> _Your task_
The entries below should be transcribed in their entirety, exactly as written.

> _Raw data_
==================================================

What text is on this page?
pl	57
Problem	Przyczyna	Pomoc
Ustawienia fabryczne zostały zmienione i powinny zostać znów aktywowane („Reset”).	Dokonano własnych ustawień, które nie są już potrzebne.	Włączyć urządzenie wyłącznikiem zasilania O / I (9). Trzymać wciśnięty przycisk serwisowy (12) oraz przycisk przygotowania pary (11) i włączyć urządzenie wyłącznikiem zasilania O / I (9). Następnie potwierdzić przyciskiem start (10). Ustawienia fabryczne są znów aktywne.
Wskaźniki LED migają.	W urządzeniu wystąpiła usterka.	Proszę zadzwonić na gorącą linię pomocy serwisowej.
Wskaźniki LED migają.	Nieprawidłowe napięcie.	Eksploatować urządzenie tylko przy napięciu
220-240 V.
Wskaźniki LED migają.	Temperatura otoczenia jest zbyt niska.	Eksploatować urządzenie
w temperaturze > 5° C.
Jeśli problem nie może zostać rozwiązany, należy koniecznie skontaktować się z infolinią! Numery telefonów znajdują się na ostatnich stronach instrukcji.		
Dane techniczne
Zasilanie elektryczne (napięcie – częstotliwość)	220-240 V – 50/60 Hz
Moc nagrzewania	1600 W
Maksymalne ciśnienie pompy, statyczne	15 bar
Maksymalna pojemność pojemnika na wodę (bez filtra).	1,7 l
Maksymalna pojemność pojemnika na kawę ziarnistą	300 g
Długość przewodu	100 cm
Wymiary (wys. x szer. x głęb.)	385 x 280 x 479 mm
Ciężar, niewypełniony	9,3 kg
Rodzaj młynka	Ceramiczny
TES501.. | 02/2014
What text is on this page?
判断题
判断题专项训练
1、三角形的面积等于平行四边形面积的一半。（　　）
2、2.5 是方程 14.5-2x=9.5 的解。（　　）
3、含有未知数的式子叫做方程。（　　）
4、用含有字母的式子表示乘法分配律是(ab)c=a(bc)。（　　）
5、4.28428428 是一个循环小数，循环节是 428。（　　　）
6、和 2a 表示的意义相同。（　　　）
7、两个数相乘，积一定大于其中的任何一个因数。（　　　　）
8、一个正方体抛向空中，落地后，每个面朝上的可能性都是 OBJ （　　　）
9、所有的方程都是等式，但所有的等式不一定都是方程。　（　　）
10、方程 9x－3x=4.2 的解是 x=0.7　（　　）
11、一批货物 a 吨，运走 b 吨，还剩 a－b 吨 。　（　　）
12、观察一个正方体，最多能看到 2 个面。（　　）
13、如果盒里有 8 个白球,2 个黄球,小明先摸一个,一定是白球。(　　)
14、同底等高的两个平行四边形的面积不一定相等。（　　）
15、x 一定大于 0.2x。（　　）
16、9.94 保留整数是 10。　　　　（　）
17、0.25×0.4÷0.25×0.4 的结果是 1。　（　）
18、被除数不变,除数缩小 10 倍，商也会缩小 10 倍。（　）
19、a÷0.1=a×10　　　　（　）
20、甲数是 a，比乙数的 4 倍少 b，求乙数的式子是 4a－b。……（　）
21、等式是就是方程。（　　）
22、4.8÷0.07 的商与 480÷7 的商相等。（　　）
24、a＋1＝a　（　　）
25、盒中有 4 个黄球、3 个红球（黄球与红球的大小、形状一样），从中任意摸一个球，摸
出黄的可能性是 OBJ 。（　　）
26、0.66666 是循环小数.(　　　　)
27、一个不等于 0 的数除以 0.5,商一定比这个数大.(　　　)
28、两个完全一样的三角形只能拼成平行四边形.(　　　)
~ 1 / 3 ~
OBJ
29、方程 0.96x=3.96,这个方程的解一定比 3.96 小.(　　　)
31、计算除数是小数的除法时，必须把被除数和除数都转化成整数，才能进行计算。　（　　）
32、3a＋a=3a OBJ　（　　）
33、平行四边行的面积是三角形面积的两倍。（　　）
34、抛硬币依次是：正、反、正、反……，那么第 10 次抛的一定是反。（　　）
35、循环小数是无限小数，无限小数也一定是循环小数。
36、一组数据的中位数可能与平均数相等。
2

==================================================

> _Task output_
What text is on this page?
pl	57
Problem	Przyczyna	Pomoc
Ustawienia fabryczne zostały zmienione i powinny zostać znów aktywowane („Reset”).	Dokonano własnych ustawień, które nie są już potrzebne.	Włączyć urządzenie wyłącznikiem zasilania O / I (9). Trzymać wciśnięty przycisk serwisowy (12) oraz przycisk przygotowania pary (11) i włączyć urządzenie wyłącznikiem zasilania O / I (9). Następnie potwierdzić przyciskiem start (10). Ustawienia fabryczne są znów aktywne.
Wskaźniki LED migają.	W urządzeniu wystąpiła usterka.	Proszę zadzwonić na gorącą linię pomocy serwisowej.
Wskaźniki LED migają.	Nieprawidłowe napięcie.	Eksploatować urządzenie tylko przy napięciu
220-240 V.
Wskaźniki LED migają.	Temperatura otoczenia jest zbyt niska.	Eksploatować urządzenie
w temperaturze > 5° C.
Jeśli problem nie może zostać rozwiązany, należy koniecznie skontaktować się z infolinią! Numery telefonów znajdują się na ostatnich stronach instrukcji.		
Dane techniczne
Zasilanie elektryczne (napięcie – częstotliwość)	220-240 V – 50/60 Hz
Moc nagrzewania	1600 W
Maksymalne ciśnienie pompy, statyczne	15 bar
Maksymalna pojemność pojemnika na wodę (bez filtra).	1,7 l
Maksymalna pojemność pojemnika na kawę ziarnistą	300 g
Długość przewodu	100 cm
Wymiary (wys. x szer. x głęb.)	385 x 280 x 479 mm
Ciężar, niewypełniony	9,3 kg
Rodzaj młynka	Ceramiczny
TES501.. | 02/2014
What text is on this page?
判断题
判断题专项训练
1、三角形的面积等于平行四边形面积的一半。（　　）
2、2.5 是方程 14.5-2x=9.5 的解。（　　）
3、含有未知数的式子叫做方程。（　　）
4、用含有字母的式子表示乘法分配律是(ab)c=a(bc)。（　　）
5、4.28428428 是一个循环小数，循环节是 428。（　　　）
6、和 2a 表示的意义相同。（　　　）
7、两个数相乘，积一定大于其中的任何一个因数。（　　　　）
8、一个正方体抛向空中，落地后，每个面朝上的可能性都是 OBJ （　　　）
9、所有的方程都是等式，但所有的等式不一定都是方程。　（　　）
10、方程 9x－3x=4.2 的解是 x=0.7　（　　）
11、一批货物 a 吨，运走 b 吨，还剩 a－b 吨 。　（　　）
12、观察一个正方体，最多能看到 2 个面。（　　）
13、如果盒里有 8 个白球,2 个黄球,小明先摸一个,一定是白球。(　　)
14、同底等高的两个平行四边形的面积不一定相等。（　　）
15、x 一定大于 0.2x。（　　）
16、9.94 保留整数是 10。　　　　（　）
17、0.25×0.4÷0.25×0.4 的结果是 1。　（　）
18、被除数不变,除数缩小 10 倍，商也会缩小 10 倍。（　）
19、a÷0.1=a×10　　　　（　）
20、甲数是 a，比乙数的 4 倍少 b，求乙数的式子是 4a－b。……（　）
21、等式是就是方程。（　　）
22、4.8÷0.07 的商与 480÷7 的商相等。（　　）
24、a＋1＝a　（　　）
25、盒中有 4 个黄球、3 个红球（黄球与红球的大小、形状一样），从中任意摸一个球，摸
出黄的可能性是 OBJ 。（　　）
26、0.66666 是循环小数.(　　　　)
27、一个不等于 0 的数除以 0.5,商一定比这个数大.(　　　)
28、两个完全一样的三角形只能拼成平行四边形.(　　　)
~ 1 / 3 ~
OBJ
29、方程 0.96x=3.96,这个方程的解一定比 3.96 小.(　　　)
31、计算除数是小数的除法时，必须把被除数和除数都转化成整数，才能进行计算。　（　　）
32、3a＋a=3a OBJ　（　　）
33、平行四边行的面积是三角形面积的两倍。（　　）
34、抛硬币依次是：正、反、正、反……，那么第 10 次抛的一定是反。（　　）
35、循环小数是无限小数，无限小数也一定是循环小数。
36、一组数据的中位数可能与平均数相等。
2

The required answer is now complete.